* **STATED TASK**
Write each line out again exactly as written.

* **RECORDS**
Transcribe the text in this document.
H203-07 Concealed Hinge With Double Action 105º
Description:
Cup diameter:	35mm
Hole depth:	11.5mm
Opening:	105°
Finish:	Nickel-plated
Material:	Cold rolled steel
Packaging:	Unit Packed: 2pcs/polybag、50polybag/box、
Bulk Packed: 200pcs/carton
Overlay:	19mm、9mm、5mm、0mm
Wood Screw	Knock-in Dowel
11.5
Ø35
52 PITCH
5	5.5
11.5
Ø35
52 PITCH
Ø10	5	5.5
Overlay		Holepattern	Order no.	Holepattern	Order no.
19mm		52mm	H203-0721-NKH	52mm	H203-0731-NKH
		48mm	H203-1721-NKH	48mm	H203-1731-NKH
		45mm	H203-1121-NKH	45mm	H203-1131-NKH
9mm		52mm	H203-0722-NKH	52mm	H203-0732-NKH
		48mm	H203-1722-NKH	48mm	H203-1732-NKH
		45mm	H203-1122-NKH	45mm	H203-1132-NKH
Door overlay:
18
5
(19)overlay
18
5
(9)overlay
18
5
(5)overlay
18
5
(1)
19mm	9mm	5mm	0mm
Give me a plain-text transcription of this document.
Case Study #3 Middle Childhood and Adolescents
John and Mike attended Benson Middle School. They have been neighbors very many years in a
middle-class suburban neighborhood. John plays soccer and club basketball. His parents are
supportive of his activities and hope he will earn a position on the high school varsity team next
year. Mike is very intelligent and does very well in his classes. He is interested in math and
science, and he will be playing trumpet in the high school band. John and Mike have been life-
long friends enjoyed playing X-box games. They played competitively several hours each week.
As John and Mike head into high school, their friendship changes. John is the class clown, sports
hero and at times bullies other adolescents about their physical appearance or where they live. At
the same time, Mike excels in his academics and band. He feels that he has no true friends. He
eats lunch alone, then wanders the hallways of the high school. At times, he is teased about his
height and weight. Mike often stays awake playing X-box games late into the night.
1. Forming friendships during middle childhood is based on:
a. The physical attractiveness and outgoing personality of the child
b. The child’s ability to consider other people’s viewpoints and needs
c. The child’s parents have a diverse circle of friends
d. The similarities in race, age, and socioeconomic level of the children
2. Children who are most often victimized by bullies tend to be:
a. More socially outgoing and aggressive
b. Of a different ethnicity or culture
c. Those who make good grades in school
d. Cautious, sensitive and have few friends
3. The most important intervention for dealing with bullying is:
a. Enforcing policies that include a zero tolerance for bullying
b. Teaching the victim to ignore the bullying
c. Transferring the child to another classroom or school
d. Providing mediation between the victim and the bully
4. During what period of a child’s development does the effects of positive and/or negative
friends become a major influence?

* **COMPLETE RESPONSE**
Transcribe the text in this document.
H203-07 Concealed Hinge With Double Action 105º
Description:
Cup diameter:	35mm
Hole depth:	11.5mm
Opening:	105°
Finish:	Nickel-plated
Material:	Cold rolled steel
Packaging:	Unit Packed: 2pcs/polybag、50polybag/box、
Bulk Packed: 200pcs/carton
Overlay:	19mm、9mm、5mm、0mm
Wood Screw	Knock-in Dowel
11.5
Ø35
52 PITCH
5	5.5
11.5
Ø35
52 PITCH
Ø10	5	5.5
Overlay		Holepattern	Order no.	Holepattern	Order no.
19mm		52mm	H203-0721-NKH	52mm	H203-0731-NKH
		48mm	H203-1721-NKH	48mm	H203-1731-NKH
		45mm	H203-1121-NKH	45mm	H203-1131-NKH
9mm		52mm	H203-0722-NKH	52mm	H203-0732-NKH
		48mm	H203-1722-NKH	48mm	H203-1732-NKH
		45mm	H203-1122-NKH	45mm	H203-1132-NKH
Door overlay:
18
5
(19)overlay
18
5
(9)overlay
18
5
(5)overlay
18
5
(1)
19mm	9mm	5mm	0mm
Give me a plain-text transcription of this document.
Case Study #3 Middle Childhood and Adolescents
John and Mike attended Benson Middle School. They have been neighbors very many years in a
middle-class suburban neighborhood. John plays soccer and club basketball. His parents are
supportive of his activities and hope he will earn a position on the high school varsity team next
year. Mike is very intelligent and does very well in his classes. He is interested in math and
science, and he will be playing trumpet in the high school band. John and Mike have been life-
long friends enjoyed playing X-box games. They played competitively several hours each week.
As John and Mike head into high school, their friendship changes. John is the class clown, sports
hero and at times bullies other adolescents about their physical appearance or where they live. At
the same time, Mike excels in his academics and band. He feels that he has no true friends. He
eats lunch alone, then wanders the hallways of the high school. At times, he is teased about his
height and weight. Mike often stays awake playing X-box games late into the night.
1. Forming friendships during middle childhood is based on:
a. The physical attractiveness and outgoing personality of the child
b. The child’s ability to consider other people’s viewpoints and needs
c. The child’s parents have a diverse circle of friends
d. The similarities in race, age, and socioeconomic level of the children
2. Children who are most often victimized by bullies tend to be:
a. More socially outgoing and aggressive
b. Of a different ethnicity or culture
c. Those who make good grades in school
d. Cautious, sensitive and have few friends
3. The most important intervention for dealing with bullying is:
a. Enforcing policies that include a zero tolerance for bullying
b. Teaching the victim to ignore the bullying
c. Transferring the child to another classroom or school
d. Providing mediation between the victim and the bully
4. During what period of a child’s development does the effects of positive and/or negative
friends become a major influence?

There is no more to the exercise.